▶ [Written instruction]:
Your task is to copy each line that has the word "CHEST".

──────── Dataset extract

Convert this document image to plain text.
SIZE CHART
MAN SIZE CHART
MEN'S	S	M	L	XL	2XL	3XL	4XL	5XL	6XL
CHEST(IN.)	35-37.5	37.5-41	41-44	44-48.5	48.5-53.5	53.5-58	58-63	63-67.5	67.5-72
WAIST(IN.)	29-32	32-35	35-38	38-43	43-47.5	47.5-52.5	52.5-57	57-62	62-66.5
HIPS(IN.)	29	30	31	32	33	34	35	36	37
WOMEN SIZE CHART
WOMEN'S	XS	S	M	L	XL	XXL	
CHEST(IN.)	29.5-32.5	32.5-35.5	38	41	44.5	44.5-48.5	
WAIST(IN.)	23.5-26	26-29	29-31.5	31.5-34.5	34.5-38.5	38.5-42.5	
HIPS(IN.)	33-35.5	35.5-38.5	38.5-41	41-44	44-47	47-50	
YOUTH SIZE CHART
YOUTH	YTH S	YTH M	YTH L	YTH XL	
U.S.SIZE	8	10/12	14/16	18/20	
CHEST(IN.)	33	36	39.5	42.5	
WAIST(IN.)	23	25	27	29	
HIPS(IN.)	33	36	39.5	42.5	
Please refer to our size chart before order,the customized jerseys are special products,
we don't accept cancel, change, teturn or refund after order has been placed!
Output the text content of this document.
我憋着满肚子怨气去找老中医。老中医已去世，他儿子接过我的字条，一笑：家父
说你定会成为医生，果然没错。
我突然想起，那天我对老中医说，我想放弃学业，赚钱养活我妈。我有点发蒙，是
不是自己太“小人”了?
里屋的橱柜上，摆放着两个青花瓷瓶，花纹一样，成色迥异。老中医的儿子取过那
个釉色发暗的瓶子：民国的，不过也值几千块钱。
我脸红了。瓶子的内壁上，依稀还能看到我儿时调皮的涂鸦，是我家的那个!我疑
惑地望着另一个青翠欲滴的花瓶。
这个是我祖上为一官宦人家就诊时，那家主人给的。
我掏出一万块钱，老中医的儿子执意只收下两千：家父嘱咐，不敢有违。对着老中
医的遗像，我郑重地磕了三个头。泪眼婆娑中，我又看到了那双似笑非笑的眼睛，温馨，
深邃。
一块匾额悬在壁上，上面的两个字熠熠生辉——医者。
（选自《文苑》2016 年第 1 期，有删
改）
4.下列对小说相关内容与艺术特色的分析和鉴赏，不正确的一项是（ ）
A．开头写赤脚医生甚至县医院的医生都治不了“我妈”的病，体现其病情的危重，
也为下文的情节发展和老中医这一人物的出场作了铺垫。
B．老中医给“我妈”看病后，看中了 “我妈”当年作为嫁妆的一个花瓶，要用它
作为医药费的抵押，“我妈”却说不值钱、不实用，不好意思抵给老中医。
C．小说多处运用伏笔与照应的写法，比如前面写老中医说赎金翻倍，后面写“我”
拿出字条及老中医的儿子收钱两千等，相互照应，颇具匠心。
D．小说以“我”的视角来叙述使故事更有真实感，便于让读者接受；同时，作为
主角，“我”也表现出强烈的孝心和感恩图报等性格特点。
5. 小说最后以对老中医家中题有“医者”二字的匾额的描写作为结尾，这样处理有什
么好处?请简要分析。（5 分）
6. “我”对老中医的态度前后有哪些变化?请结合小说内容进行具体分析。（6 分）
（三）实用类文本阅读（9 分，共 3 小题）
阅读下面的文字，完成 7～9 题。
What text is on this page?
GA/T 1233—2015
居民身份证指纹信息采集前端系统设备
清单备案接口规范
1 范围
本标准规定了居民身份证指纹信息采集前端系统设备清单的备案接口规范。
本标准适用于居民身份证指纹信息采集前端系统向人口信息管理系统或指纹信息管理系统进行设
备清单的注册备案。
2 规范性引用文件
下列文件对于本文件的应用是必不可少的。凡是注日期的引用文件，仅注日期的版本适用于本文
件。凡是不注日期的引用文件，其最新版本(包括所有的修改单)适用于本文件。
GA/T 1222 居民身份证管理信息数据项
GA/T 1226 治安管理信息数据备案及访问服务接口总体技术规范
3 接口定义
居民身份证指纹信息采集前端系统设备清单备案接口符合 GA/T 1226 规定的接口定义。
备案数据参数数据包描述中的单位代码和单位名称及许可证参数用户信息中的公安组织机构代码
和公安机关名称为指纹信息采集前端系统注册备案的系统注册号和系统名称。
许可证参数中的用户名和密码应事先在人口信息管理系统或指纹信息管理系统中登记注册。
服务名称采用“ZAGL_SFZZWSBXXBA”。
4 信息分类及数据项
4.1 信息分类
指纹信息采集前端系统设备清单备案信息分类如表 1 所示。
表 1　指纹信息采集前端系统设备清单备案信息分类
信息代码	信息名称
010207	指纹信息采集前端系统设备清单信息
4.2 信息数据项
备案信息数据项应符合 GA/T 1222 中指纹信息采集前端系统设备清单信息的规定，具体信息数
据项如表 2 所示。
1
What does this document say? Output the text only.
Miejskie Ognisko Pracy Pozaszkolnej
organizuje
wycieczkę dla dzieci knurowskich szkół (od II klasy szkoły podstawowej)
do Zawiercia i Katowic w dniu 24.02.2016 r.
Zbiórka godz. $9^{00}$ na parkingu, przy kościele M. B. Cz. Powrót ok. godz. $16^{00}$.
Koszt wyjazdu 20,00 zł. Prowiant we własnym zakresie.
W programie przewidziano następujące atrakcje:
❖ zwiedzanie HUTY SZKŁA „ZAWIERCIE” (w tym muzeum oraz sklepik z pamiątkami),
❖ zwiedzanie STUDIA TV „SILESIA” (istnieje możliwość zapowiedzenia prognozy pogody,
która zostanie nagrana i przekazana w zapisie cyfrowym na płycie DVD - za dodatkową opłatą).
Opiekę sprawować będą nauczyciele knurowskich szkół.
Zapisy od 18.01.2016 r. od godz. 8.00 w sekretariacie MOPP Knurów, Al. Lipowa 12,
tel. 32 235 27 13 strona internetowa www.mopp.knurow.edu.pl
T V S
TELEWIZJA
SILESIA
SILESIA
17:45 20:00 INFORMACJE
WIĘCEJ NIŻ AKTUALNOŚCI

────────────────

▶ [The response]:
CHEST(IN.)	35-37.5	37.5-41	41-44	44-48.5	48.5-53.5	53.5-58	58-63	63-67.5	67.5-72
CHEST(IN.)	29.5-32.5	32.5-35.5	38	41	44.5	44.5-48.5	
CHEST(IN.)	33	36	39.5	42.5	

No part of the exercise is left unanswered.